>>>>>

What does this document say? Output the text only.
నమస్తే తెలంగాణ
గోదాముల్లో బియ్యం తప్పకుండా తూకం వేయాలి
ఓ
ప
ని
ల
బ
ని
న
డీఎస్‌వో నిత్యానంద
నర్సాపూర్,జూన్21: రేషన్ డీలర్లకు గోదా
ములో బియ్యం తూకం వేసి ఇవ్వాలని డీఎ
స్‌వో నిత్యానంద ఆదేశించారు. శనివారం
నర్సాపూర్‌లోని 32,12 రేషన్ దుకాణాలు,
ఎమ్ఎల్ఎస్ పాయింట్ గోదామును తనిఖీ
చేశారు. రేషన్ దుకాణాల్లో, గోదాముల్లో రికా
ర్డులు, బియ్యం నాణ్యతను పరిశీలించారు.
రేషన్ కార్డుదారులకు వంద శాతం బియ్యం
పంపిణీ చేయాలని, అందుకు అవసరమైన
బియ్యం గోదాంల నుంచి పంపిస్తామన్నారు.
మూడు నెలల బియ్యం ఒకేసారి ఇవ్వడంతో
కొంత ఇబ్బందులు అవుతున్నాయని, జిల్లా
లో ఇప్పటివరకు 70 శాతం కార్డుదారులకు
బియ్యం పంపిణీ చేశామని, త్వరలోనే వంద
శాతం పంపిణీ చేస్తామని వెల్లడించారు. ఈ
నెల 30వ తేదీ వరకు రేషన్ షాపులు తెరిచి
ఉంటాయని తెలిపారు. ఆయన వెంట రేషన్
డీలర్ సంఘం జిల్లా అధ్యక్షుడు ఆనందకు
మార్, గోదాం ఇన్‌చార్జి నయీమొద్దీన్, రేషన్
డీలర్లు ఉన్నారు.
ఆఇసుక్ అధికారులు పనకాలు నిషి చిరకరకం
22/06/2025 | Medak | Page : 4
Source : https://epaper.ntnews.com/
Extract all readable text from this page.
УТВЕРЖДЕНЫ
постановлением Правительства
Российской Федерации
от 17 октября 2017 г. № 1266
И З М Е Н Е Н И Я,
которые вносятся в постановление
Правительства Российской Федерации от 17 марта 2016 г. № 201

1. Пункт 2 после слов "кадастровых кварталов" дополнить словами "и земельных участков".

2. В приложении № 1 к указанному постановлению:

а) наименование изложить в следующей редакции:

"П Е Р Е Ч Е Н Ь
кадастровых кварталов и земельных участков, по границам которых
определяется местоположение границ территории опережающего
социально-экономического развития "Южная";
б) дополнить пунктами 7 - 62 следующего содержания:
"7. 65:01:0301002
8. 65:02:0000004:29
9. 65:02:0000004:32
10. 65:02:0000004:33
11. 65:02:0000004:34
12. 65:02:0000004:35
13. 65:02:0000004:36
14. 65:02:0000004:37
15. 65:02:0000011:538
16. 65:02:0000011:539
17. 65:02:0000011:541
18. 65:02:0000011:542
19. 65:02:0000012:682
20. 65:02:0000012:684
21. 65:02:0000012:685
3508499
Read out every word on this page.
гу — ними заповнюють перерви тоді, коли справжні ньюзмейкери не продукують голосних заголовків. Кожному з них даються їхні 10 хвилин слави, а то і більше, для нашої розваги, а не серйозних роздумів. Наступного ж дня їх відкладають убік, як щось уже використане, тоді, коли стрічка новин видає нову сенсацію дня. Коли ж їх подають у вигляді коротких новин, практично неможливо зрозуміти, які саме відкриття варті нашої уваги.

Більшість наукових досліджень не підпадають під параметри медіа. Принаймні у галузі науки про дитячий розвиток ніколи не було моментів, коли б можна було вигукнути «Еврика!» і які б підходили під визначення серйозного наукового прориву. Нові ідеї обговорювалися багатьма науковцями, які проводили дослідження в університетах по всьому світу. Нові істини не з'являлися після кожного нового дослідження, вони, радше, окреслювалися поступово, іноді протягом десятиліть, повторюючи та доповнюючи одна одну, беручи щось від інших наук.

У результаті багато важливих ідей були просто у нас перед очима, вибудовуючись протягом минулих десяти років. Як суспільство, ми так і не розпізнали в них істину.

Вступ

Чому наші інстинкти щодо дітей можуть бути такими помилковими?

<<<<<

OBJECTIVE » What number of lines in the records contain the word "дополнить"? Answer with that number alone.

FULL RESPONSE » 2